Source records
* BEGIN *

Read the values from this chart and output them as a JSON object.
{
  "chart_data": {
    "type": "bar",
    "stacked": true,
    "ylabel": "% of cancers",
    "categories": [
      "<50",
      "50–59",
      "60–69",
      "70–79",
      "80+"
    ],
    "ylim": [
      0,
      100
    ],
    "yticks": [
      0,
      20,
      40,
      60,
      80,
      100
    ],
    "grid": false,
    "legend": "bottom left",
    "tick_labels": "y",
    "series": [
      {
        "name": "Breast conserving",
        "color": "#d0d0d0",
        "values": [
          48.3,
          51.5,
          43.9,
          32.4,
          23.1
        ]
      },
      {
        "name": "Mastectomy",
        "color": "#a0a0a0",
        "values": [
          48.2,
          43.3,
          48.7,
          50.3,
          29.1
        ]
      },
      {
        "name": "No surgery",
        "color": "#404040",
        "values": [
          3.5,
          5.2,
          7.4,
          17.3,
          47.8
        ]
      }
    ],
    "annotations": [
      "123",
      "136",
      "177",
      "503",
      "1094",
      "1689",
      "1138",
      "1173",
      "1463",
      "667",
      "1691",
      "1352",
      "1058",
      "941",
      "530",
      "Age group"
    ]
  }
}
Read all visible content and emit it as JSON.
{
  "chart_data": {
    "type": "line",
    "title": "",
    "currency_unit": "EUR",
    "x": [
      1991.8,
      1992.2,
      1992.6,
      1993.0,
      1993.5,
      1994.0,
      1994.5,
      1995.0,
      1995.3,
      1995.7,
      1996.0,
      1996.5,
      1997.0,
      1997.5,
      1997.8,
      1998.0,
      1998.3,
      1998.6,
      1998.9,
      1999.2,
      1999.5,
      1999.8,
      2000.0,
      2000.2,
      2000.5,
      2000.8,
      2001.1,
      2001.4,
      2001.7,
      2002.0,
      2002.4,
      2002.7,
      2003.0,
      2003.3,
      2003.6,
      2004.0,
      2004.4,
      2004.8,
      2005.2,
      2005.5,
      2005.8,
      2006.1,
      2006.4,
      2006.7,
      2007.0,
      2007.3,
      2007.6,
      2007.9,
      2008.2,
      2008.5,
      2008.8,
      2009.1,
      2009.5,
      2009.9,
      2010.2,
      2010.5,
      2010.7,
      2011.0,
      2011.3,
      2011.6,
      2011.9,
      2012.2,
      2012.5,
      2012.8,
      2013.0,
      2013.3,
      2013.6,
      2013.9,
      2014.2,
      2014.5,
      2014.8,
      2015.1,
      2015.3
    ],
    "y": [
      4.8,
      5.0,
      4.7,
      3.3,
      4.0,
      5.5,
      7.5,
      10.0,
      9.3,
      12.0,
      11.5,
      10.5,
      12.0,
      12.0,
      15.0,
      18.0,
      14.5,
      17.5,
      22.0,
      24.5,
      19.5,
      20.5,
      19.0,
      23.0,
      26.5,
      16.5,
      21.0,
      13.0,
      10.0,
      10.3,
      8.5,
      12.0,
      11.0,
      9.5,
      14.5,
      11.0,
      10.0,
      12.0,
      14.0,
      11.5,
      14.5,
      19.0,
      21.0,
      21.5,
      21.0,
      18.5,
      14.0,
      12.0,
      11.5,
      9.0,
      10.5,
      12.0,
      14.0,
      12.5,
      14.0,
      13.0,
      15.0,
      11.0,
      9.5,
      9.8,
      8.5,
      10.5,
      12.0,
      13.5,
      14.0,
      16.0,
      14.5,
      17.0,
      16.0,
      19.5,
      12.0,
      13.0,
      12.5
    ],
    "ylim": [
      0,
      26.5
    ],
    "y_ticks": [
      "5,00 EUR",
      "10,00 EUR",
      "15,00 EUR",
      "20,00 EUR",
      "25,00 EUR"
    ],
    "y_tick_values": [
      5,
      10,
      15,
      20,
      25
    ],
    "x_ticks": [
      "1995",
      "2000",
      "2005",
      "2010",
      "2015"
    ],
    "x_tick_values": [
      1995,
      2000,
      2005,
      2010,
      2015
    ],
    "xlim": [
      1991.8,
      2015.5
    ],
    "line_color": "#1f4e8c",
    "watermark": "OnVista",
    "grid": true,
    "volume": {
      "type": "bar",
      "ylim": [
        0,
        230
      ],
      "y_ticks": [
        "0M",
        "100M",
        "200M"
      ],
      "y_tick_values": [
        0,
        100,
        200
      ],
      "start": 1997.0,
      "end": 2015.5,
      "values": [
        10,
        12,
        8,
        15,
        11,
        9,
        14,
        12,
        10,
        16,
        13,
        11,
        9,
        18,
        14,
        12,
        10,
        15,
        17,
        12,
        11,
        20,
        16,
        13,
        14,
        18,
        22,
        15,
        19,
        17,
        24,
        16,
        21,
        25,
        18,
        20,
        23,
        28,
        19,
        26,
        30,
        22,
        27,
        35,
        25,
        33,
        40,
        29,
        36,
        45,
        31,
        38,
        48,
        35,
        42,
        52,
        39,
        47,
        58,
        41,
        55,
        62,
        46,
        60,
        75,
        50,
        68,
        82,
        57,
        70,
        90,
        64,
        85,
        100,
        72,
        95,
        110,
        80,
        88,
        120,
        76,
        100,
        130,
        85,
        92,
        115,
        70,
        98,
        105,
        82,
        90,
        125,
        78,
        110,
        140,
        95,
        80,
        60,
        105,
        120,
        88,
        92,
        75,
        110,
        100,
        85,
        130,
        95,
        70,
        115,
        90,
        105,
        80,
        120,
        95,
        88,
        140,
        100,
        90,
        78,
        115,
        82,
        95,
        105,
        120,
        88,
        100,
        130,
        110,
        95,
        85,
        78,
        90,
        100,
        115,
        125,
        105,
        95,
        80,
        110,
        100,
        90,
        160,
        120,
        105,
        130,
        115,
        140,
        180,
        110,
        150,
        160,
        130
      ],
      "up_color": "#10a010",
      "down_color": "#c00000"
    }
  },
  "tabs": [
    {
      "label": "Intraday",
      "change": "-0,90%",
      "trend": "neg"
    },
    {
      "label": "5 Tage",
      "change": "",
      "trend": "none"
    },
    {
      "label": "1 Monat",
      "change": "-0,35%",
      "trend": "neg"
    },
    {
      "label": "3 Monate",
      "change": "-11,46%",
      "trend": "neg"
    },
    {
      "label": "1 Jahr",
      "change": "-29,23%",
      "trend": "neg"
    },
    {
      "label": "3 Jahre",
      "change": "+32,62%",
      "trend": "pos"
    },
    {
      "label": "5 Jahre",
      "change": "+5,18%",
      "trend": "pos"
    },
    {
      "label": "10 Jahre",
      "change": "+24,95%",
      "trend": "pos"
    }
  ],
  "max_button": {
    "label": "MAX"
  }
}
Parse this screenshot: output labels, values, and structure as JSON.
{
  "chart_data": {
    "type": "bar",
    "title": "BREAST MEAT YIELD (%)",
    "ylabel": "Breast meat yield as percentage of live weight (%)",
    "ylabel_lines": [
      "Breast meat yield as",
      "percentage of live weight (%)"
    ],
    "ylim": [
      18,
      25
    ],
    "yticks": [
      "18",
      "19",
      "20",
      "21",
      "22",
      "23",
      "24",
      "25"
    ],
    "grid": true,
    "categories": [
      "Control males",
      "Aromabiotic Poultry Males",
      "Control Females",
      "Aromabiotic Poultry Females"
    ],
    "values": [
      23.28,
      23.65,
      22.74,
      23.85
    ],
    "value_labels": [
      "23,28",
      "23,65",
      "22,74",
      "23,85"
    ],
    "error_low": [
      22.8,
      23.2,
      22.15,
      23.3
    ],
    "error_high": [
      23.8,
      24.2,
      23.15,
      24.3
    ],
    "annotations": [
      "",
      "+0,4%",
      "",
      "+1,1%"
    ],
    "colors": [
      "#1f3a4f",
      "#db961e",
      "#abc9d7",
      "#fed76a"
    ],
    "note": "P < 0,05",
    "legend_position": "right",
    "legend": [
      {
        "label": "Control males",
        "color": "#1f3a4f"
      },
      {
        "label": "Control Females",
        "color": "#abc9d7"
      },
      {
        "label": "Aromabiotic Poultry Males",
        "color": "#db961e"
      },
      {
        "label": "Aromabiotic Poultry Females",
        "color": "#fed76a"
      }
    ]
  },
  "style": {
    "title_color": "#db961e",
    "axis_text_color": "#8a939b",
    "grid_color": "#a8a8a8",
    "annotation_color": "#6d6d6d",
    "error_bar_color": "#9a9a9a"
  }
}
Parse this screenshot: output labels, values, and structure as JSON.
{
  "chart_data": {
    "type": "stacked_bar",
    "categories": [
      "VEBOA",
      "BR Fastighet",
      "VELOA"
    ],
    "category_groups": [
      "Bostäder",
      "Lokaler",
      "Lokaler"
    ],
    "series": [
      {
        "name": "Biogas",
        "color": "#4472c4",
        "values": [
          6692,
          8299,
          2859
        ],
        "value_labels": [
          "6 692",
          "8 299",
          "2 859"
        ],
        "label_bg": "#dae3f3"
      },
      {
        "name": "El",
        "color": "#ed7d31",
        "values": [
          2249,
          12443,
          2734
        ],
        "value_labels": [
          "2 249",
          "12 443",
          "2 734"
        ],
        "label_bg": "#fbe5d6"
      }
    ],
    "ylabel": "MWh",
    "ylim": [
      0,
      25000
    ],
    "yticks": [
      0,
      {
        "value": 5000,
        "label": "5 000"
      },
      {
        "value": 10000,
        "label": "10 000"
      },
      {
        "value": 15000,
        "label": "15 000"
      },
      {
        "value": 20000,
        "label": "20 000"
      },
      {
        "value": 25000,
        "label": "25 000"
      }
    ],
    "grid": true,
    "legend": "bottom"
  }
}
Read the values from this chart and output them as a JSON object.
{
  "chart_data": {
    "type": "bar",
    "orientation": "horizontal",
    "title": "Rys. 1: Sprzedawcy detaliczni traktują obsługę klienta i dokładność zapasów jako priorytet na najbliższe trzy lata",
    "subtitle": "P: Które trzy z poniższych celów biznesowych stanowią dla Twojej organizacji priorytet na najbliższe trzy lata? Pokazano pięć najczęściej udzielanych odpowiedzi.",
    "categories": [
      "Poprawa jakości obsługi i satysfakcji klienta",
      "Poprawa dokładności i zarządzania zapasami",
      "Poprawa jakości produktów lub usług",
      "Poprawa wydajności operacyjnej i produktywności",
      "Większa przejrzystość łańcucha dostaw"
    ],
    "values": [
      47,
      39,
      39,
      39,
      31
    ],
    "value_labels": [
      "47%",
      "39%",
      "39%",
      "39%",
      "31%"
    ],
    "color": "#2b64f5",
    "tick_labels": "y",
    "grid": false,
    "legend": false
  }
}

* END *

Search the listing for the word "live" and return each line that holds it.

WRITTEN ANSWER →
    "ylabel": "Breast meat yield as percentage of live weight (%)",
      "percentage of live weight (%)"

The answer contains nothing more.